» WHAT IS REQUIRED:
Write the material out again exactly as it stands.

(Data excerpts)
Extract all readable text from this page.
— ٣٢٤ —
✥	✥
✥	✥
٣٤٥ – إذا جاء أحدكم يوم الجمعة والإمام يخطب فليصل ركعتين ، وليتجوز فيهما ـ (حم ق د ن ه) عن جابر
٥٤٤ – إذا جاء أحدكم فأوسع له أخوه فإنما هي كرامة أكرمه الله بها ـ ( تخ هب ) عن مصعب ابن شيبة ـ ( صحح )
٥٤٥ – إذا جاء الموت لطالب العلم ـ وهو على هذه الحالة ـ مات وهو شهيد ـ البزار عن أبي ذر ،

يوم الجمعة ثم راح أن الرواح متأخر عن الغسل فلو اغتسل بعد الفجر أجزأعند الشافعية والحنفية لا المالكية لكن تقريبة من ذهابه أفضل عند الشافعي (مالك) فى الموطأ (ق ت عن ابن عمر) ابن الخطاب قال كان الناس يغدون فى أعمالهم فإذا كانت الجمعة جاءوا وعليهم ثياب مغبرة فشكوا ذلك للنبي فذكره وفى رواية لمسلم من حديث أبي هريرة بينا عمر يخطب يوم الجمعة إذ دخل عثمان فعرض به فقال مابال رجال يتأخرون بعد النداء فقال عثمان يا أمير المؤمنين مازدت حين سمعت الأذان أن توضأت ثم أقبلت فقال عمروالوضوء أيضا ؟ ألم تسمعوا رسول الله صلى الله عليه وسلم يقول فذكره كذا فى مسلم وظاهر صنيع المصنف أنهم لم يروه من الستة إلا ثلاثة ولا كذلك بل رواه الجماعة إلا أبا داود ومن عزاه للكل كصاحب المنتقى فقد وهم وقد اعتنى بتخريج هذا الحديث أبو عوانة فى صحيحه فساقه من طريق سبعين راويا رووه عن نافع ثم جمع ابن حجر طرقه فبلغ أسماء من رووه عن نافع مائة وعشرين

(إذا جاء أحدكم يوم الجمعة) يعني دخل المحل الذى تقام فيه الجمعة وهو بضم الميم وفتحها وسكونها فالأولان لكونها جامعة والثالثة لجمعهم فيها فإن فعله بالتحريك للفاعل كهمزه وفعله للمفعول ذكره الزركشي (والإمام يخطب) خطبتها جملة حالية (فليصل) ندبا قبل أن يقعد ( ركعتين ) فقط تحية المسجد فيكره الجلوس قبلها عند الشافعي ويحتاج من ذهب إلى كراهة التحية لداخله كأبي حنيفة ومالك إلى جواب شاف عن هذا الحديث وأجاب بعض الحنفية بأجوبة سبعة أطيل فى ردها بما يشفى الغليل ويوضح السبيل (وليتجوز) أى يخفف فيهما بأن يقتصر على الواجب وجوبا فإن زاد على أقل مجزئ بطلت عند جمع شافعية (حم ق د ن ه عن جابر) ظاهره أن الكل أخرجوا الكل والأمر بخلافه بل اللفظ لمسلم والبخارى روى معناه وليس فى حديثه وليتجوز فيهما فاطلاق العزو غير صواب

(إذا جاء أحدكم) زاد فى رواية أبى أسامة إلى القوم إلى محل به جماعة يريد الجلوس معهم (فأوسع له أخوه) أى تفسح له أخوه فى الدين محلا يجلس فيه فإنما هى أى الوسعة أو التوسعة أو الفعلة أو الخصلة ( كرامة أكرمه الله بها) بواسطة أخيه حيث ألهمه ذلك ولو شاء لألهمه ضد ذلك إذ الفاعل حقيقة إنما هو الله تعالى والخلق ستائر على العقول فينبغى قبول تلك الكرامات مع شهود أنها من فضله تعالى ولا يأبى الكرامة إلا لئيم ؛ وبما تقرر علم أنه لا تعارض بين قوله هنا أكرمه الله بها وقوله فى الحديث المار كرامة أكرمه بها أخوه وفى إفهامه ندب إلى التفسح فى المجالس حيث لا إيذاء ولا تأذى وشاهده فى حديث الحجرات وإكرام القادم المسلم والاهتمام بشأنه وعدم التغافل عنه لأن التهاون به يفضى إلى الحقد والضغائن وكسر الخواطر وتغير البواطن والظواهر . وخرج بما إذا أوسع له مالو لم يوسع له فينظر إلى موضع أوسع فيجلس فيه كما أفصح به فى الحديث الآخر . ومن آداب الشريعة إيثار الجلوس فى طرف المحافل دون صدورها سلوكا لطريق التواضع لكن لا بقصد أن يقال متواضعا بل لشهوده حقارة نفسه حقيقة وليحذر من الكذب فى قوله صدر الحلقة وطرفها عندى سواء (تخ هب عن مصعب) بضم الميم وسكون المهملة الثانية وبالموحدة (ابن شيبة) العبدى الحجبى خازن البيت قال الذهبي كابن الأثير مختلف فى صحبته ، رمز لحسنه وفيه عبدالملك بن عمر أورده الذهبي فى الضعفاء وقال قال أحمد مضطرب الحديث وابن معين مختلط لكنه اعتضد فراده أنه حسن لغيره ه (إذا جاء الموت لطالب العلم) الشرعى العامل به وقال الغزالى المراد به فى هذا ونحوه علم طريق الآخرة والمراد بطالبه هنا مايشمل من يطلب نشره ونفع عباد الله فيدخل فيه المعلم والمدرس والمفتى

» FINAL RESULT:
Extract all readable text from this page.
— ٣٢٤ —
✥	✥
✥	✥
٣٤٥ – إذا جاء أحدكم يوم الجمعة والإمام يخطب فليصل ركعتين ، وليتجوز فيهما ـ (حم ق د ن ه) عن جابر
٥٤٤ – إذا جاء أحدكم فأوسع له أخوه فإنما هي كرامة أكرمه الله بها ـ ( تخ هب ) عن مصعب ابن شيبة ـ ( صحح )
٥٤٥ – إذا جاء الموت لطالب العلم ـ وهو على هذه الحالة ـ مات وهو شهيد ـ البزار عن أبي ذر ،

يوم الجمعة ثم راح أن الرواح متأخر عن الغسل فلو اغتسل بعد الفجر أجزأعند الشافعية والحنفية لا المالكية لكن تقريبة من ذهابه أفضل عند الشافعي (مالك) فى الموطأ (ق ت عن ابن عمر) ابن الخطاب قال كان الناس يغدون فى أعمالهم فإذا كانت الجمعة جاءوا وعليهم ثياب مغبرة فشكوا ذلك للنبي فذكره وفى رواية لمسلم من حديث أبي هريرة بينا عمر يخطب يوم الجمعة إذ دخل عثمان فعرض به فقال مابال رجال يتأخرون بعد النداء فقال عثمان يا أمير المؤمنين مازدت حين سمعت الأذان أن توضأت ثم أقبلت فقال عمروالوضوء أيضا ؟ ألم تسمعوا رسول الله صلى الله عليه وسلم يقول فذكره كذا فى مسلم وظاهر صنيع المصنف أنهم لم يروه من الستة إلا ثلاثة ولا كذلك بل رواه الجماعة إلا أبا داود ومن عزاه للكل كصاحب المنتقى فقد وهم وقد اعتنى بتخريج هذا الحديث أبو عوانة فى صحيحه فساقه من طريق سبعين راويا رووه عن نافع ثم جمع ابن حجر طرقه فبلغ أسماء من رووه عن نافع مائة وعشرين

(إذا جاء أحدكم يوم الجمعة) يعني دخل المحل الذى تقام فيه الجمعة وهو بضم الميم وفتحها وسكونها فالأولان لكونها جامعة والثالثة لجمعهم فيها فإن فعله بالتحريك للفاعل كهمزه وفعله للمفعول ذكره الزركشي (والإمام يخطب) خطبتها جملة حالية (فليصل) ندبا قبل أن يقعد ( ركعتين ) فقط تحية المسجد فيكره الجلوس قبلها عند الشافعي ويحتاج من ذهب إلى كراهة التحية لداخله كأبي حنيفة ومالك إلى جواب شاف عن هذا الحديث وأجاب بعض الحنفية بأجوبة سبعة أطيل فى ردها بما يشفى الغليل ويوضح السبيل (وليتجوز) أى يخفف فيهما بأن يقتصر على الواجب وجوبا فإن زاد على أقل مجزئ بطلت عند جمع شافعية (حم ق د ن ه عن جابر) ظاهره أن الكل أخرجوا الكل والأمر بخلافه بل اللفظ لمسلم والبخارى روى معناه وليس فى حديثه وليتجوز فيهما فاطلاق العزو غير صواب

(إذا جاء أحدكم) زاد فى رواية أبى أسامة إلى القوم إلى محل به جماعة يريد الجلوس معهم (فأوسع له أخوه) أى تفسح له أخوه فى الدين محلا يجلس فيه فإنما هى أى الوسعة أو التوسعة أو الفعلة أو الخصلة ( كرامة أكرمه الله بها) بواسطة أخيه حيث ألهمه ذلك ولو شاء لألهمه ضد ذلك إذ الفاعل حقيقة إنما هو الله تعالى والخلق ستائر على العقول فينبغى قبول تلك الكرامات مع شهود أنها من فضله تعالى ولا يأبى الكرامة إلا لئيم ؛ وبما تقرر علم أنه لا تعارض بين قوله هنا أكرمه الله بها وقوله فى الحديث المار كرامة أكرمه بها أخوه وفى إفهامه ندب إلى التفسح فى المجالس حيث لا إيذاء ولا تأذى وشاهده فى حديث الحجرات وإكرام القادم المسلم والاهتمام بشأنه وعدم التغافل عنه لأن التهاون به يفضى إلى الحقد والضغائن وكسر الخواطر وتغير البواطن والظواهر . وخرج بما إذا أوسع له مالو لم يوسع له فينظر إلى موضع أوسع فيجلس فيه كما أفصح به فى الحديث الآخر . ومن آداب الشريعة إيثار الجلوس فى طرف المحافل دون صدورها سلوكا لطريق التواضع لكن لا بقصد أن يقال متواضعا بل لشهوده حقارة نفسه حقيقة وليحذر من الكذب فى قوله صدر الحلقة وطرفها عندى سواء (تخ هب عن مصعب) بضم الميم وسكون المهملة الثانية وبالموحدة (ابن شيبة) العبدى الحجبى خازن البيت قال الذهبي كابن الأثير مختلف فى صحبته ، رمز لحسنه وفيه عبدالملك بن عمر أورده الذهبي فى الضعفاء وقال قال أحمد مضطرب الحديث وابن معين مختلط لكنه اعتضد فراده أنه حسن لغيره ه (إذا جاء الموت لطالب العلم) الشرعى العامل به وقال الغزالى المراد به فى هذا ونحوه علم طريق الآخرة والمراد بطالبه هنا مايشمل من يطلب نشره ونفع عباد الله فيدخل فيه المعلم والمدرس والمفتى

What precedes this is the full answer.